PROBLEM TO WORK ON =>
Retype all the entries word for word, but omit the pictures.
## START
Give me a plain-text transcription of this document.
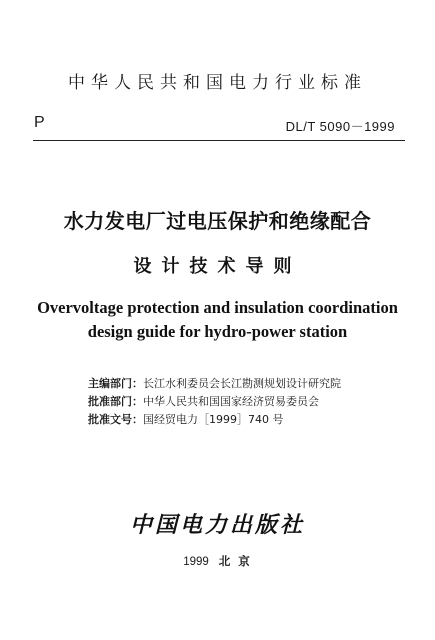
中华人民共和国电力行业标准
P	DL/T 5090－1999
水力发电厂过电压保护和绝缘配合
设计技术导则
Overvoltage protection and insulation coordination
design guide for hydro-power station
主编部门：长江水利委员会长江勘测规划设计研究院
批准部门：中华人民共和国国家经济贸易委员会
批准文号：国经贸电力［1999］740 号
中国电力出版社
1999 北 京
## END
REPLY TO THE TASK =>
Give me a plain-text transcription of this document.
中华人民共和国电力行业标准
P	DL/T 5090－1999
水力发电厂过电压保护和绝缘配合
设计技术导则
Overvoltage protection and insulation coordination
design guide for hydro-power station
主编部门：长江水利委员会长江勘测规划设计研究院
批准部门：中华人民共和国国家经济贸易委员会
批准文号：国经贸电力［1999］740 号
中国电力出版社
1999 北 京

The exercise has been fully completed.